## Work required
Here are some records; copy every line that holds the word "with".

## Records
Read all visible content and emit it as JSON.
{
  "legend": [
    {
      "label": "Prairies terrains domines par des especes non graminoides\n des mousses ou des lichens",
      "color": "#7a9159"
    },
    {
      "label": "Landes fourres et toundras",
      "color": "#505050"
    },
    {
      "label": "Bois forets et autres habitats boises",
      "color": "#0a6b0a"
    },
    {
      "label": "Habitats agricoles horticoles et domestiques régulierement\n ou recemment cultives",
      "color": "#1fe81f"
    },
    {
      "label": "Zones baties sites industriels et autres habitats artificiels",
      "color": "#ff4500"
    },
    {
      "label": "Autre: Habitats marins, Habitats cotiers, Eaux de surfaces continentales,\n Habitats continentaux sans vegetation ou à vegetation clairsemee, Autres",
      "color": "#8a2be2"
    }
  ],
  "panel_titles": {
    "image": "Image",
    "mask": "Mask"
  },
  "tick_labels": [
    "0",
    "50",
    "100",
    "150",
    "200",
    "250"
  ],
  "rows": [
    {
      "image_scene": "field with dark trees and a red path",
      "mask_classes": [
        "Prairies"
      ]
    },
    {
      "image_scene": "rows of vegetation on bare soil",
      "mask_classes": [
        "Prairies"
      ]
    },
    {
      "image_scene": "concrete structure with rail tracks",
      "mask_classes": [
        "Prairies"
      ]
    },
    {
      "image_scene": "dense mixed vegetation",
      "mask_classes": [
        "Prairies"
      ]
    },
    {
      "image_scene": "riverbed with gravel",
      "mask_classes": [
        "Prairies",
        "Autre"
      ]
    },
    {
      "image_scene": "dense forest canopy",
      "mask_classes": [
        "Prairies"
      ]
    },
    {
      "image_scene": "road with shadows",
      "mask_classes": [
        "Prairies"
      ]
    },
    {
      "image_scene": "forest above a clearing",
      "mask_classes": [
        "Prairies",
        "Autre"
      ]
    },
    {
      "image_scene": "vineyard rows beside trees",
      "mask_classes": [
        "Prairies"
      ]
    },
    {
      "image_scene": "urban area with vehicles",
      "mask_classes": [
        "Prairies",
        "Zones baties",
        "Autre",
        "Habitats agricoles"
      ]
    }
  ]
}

## Solution to this task
      "image_scene": "field with dark trees and a red path",
      "image_scene": "concrete structure with rail tracks",
      "image_scene": "riverbed with gravel",
      "image_scene": "road with shadows",
      "image_scene": "urban area with vehicles",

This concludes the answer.